# Exercise aim:
All lines holding the string "JSON" are to be shown.

Entries from a dataset:

**********

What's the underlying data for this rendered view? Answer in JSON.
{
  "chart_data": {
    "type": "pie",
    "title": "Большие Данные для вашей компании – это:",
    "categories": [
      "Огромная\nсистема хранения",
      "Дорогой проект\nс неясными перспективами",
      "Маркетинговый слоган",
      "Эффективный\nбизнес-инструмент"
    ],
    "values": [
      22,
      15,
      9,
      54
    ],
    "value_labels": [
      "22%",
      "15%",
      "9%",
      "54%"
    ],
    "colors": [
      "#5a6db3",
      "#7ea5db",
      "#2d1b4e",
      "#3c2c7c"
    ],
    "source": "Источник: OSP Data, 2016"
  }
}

**********

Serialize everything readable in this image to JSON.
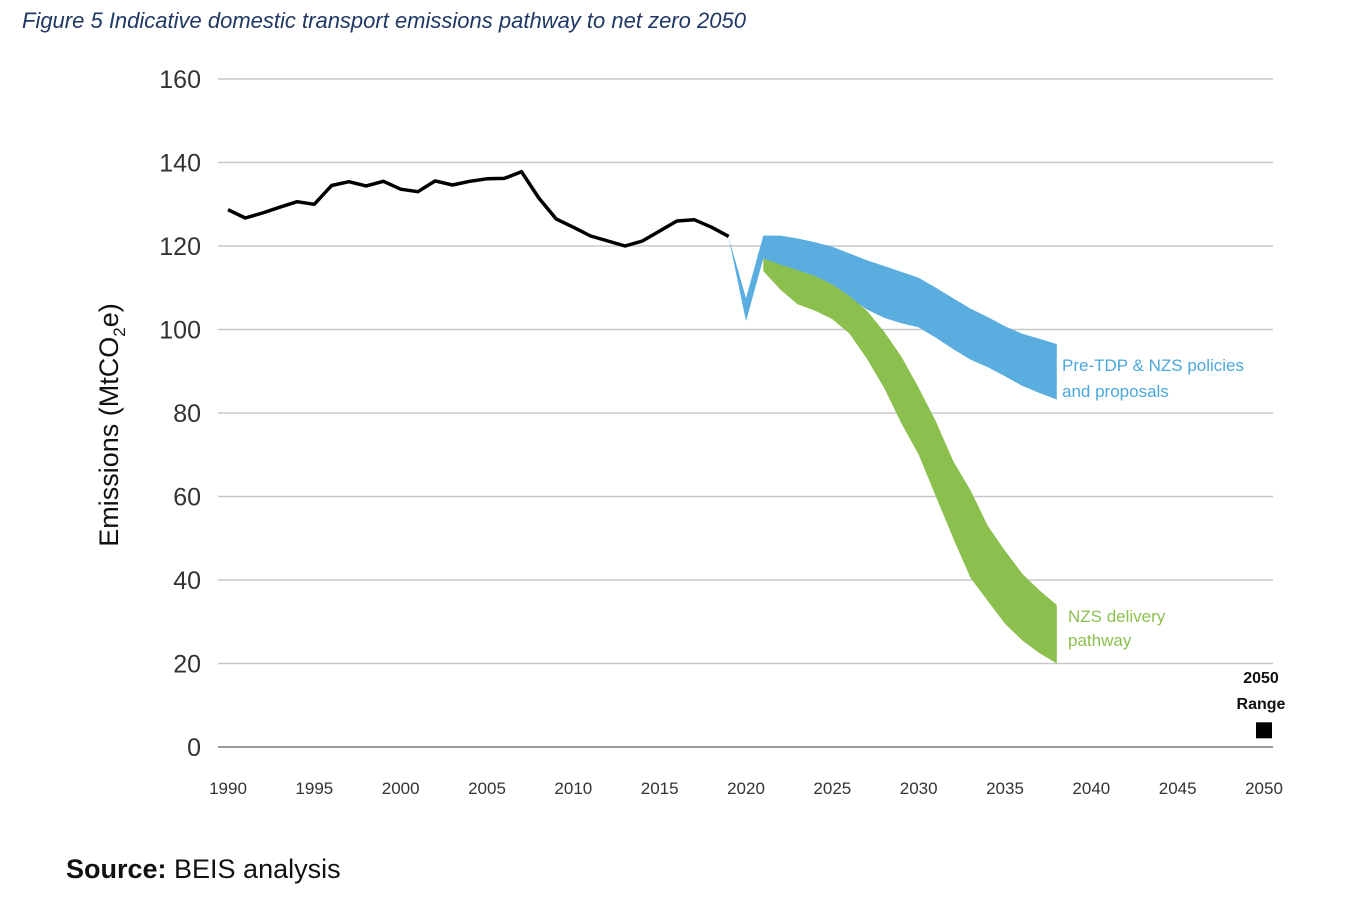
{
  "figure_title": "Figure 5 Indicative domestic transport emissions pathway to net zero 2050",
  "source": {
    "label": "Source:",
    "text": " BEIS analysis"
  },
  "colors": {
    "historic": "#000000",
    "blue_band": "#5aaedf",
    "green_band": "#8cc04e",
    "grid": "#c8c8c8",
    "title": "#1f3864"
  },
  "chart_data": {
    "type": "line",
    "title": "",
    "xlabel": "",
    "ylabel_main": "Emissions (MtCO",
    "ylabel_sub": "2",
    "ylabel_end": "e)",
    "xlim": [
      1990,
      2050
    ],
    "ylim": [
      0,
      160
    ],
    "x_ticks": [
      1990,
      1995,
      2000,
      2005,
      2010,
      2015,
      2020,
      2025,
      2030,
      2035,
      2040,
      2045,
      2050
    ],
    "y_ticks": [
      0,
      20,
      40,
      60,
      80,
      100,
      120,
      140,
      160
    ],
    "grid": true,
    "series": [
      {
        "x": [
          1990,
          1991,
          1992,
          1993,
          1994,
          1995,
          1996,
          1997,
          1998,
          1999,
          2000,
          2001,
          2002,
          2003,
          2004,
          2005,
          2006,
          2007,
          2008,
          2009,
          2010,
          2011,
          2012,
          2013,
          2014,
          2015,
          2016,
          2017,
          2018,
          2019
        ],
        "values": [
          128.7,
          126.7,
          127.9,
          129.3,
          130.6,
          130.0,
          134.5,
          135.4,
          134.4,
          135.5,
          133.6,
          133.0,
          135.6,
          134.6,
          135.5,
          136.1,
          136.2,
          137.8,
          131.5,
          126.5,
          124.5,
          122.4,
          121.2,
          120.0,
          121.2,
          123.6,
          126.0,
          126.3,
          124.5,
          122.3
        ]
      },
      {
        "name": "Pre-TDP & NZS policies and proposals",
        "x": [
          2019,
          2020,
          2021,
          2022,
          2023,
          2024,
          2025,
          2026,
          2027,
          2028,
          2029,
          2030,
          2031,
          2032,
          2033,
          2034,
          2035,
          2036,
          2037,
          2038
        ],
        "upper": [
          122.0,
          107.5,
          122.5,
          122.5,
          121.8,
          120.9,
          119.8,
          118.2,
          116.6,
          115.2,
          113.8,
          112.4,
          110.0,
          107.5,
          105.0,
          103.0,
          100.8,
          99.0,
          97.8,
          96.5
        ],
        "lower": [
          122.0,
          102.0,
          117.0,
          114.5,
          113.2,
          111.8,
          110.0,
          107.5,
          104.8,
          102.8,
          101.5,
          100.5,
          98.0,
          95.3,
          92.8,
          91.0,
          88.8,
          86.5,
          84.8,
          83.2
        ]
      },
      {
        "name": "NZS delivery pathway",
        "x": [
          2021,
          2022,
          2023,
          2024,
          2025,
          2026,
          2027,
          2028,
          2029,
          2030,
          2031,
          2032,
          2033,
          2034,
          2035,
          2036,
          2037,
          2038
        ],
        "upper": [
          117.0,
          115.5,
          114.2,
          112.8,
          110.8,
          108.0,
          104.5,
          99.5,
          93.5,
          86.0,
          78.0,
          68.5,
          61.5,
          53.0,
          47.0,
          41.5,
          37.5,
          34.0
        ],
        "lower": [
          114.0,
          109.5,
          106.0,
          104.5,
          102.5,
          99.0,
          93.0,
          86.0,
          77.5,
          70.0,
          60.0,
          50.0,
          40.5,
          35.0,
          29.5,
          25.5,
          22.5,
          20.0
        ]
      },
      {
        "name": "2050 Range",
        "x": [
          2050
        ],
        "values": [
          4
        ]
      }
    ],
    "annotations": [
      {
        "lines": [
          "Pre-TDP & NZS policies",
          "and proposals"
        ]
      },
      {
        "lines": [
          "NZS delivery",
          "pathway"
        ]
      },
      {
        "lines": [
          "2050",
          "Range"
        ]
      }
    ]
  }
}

**********

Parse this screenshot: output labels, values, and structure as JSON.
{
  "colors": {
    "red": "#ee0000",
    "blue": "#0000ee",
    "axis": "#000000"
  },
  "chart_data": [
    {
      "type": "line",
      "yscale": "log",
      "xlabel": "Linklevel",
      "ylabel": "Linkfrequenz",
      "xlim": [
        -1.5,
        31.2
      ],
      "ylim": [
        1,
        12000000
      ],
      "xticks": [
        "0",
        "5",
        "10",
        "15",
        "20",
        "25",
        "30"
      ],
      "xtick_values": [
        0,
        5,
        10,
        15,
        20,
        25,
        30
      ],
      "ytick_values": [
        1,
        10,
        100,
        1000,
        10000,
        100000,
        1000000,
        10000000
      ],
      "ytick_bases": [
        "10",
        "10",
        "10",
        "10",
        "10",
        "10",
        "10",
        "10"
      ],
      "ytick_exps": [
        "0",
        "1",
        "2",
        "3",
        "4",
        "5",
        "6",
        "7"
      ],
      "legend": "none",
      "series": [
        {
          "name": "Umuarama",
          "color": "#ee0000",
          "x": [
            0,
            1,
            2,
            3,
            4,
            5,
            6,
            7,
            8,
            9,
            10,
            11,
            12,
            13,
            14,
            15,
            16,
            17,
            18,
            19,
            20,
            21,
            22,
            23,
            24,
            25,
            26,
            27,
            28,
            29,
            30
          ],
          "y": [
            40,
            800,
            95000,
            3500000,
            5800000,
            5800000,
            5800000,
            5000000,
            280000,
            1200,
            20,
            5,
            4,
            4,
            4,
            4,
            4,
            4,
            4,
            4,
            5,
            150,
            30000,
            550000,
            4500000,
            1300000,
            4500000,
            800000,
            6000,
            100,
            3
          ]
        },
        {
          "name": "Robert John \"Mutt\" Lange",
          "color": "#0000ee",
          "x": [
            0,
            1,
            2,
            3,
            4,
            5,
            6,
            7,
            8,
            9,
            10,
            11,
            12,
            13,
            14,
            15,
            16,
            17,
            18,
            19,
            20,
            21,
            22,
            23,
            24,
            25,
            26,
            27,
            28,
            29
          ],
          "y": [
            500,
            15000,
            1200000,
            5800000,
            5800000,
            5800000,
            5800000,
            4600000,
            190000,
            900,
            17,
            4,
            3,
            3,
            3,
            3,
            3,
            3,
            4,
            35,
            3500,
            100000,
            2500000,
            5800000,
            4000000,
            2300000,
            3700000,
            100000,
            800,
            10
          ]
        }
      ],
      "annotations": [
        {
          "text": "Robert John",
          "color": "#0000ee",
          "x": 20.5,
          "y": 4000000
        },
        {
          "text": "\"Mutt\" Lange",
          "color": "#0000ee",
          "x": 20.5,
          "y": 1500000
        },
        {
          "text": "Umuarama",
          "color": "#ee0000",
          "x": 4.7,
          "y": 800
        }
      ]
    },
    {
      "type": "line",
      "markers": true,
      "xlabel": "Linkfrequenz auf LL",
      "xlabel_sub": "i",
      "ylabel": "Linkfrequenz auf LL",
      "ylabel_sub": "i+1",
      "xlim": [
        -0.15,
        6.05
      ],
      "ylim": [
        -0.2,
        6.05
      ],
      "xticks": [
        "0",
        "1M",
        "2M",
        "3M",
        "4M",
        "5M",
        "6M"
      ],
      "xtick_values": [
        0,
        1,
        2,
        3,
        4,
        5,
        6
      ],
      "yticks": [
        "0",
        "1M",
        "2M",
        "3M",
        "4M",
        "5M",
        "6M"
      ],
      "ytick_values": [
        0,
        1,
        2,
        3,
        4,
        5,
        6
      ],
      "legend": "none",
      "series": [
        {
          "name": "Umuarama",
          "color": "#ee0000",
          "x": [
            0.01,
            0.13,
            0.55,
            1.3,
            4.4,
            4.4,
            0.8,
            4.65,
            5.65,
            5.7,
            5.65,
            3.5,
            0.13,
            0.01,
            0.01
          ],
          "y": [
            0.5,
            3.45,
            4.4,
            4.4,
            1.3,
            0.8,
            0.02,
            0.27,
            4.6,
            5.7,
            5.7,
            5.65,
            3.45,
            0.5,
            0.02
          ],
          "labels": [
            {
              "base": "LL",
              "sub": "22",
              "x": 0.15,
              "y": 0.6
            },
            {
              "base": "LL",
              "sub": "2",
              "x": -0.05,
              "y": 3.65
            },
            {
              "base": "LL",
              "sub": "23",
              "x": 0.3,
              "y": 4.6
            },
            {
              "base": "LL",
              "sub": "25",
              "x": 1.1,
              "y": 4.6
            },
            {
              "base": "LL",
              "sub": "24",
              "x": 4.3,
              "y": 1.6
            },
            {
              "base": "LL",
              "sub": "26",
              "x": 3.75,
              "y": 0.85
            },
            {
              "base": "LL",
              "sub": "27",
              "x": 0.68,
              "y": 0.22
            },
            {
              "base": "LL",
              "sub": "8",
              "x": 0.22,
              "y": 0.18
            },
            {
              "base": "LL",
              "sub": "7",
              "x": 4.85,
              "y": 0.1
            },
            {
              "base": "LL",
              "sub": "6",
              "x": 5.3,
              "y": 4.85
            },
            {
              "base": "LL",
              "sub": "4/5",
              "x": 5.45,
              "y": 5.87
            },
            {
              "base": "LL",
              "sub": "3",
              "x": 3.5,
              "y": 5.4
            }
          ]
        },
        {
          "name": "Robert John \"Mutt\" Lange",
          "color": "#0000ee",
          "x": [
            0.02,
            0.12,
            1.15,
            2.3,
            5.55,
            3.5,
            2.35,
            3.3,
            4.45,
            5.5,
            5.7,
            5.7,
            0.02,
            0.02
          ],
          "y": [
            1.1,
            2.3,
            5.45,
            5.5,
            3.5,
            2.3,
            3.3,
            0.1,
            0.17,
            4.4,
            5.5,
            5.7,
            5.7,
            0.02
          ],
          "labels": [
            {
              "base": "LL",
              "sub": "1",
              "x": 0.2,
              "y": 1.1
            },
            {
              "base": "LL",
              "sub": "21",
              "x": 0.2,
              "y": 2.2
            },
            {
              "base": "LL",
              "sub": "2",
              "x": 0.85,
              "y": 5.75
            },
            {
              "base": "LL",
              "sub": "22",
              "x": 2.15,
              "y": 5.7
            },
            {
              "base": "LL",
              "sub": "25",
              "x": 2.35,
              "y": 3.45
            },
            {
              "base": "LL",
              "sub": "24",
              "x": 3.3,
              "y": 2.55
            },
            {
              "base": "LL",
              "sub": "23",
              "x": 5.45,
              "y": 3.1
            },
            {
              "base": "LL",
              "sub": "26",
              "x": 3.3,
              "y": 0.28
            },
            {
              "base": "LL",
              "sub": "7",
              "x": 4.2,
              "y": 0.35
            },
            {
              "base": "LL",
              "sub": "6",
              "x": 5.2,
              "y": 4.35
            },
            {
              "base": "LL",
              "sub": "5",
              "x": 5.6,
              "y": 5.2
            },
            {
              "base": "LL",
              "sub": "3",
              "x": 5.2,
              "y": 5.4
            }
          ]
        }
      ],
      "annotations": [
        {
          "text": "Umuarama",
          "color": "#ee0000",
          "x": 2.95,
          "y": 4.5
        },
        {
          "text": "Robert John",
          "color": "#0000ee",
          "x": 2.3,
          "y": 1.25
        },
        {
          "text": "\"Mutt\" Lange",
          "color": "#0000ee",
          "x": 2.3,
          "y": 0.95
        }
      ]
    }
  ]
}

**********

# In response:
What's the underlying data for this rendered view? Answer in JSON.
Serialize everything readable in this image to JSON.
Parse this screenshot: output labels, values, and structure as JSON.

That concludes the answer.